▸ To be done
Copy the lines that follow, keeping every character the same.

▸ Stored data
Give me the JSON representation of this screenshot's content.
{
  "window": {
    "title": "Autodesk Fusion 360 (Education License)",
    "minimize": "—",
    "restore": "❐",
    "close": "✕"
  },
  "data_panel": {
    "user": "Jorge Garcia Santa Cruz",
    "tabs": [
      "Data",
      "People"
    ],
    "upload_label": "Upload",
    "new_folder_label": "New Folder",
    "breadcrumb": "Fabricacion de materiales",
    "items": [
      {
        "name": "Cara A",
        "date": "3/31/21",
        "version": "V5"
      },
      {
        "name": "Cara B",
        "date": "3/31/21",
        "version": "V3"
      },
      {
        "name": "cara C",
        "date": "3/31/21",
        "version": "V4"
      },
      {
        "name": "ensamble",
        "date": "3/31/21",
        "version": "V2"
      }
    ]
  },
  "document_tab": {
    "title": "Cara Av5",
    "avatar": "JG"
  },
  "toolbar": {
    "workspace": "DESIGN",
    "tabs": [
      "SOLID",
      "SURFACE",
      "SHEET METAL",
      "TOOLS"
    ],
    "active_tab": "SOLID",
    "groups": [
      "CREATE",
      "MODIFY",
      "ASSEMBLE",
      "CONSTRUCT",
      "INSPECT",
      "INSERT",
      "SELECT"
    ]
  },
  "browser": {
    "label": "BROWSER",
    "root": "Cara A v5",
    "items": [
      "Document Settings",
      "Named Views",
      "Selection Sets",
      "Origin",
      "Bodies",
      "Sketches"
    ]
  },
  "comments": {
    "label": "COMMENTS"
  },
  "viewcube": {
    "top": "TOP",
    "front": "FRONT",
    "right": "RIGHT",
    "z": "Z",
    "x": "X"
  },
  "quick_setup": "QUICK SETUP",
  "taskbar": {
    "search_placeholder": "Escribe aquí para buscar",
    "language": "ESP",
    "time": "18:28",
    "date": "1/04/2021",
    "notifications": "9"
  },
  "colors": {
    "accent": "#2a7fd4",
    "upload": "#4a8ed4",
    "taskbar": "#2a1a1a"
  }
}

▸ Exercise solution
Give me the JSON representation of this screenshot's content.
{
  "window": {
    "title": "Autodesk Fusion 360 (Education License)",
    "minimize": "—",
    "restore": "❐",
    "close": "✕"
  },
  "data_panel": {
    "user": "Jorge Garcia Santa Cruz",
    "tabs": [
      "Data",
      "People"
    ],
    "upload_label": "Upload",
    "new_folder_label": "New Folder",
    "breadcrumb": "Fabricacion de materiales",
    "items": [
      {
        "name": "Cara A",
        "date": "3/31/21",
        "version": "V5"
      },
      {
        "name": "Cara B",
        "date": "3/31/21",
        "version": "V3"
      },
      {
        "name": "cara C",
        "date": "3/31/21",
        "version": "V4"
      },
      {
        "name": "ensamble",
        "date": "3/31/21",
        "version": "V2"
      }
    ]
  },
  "document_tab": {
    "title": "Cara Av5",
    "avatar": "JG"
  },
  "toolbar": {
    "workspace": "DESIGN",
    "tabs": [
      "SOLID",
      "SURFACE",
      "SHEET METAL",
      "TOOLS"
    ],
    "active_tab": "SOLID",
    "groups": [
      "CREATE",
      "MODIFY",
      "ASSEMBLE",
      "CONSTRUCT",
      "INSPECT",
      "INSERT",
      "SELECT"
    ]
  },
  "browser": {
    "label": "BROWSER",
    "root": "Cara A v5",
    "items": [
      "Document Settings",
      "Named Views",
      "Selection Sets",
      "Origin",
      "Bodies",
      "Sketches"
    ]
  },
  "comments": {
    "label": "COMMENTS"
  },
  "viewcube": {
    "top": "TOP",
    "front": "FRONT",
    "right": "RIGHT",
    "z": "Z",
    "x": "X"
  },
  "quick_setup": "QUICK SETUP",
  "taskbar": {
    "search_placeholder": "Escribe aquí para buscar",
    "language": "ESP",
    "time": "18:28",
    "date": "1/04/2021",
    "notifications": "9"
  },
  "colors": {
    "accent": "#2a7fd4",
    "upload": "#4a8ed4",
    "taskbar": "#2a1a1a"
  }
}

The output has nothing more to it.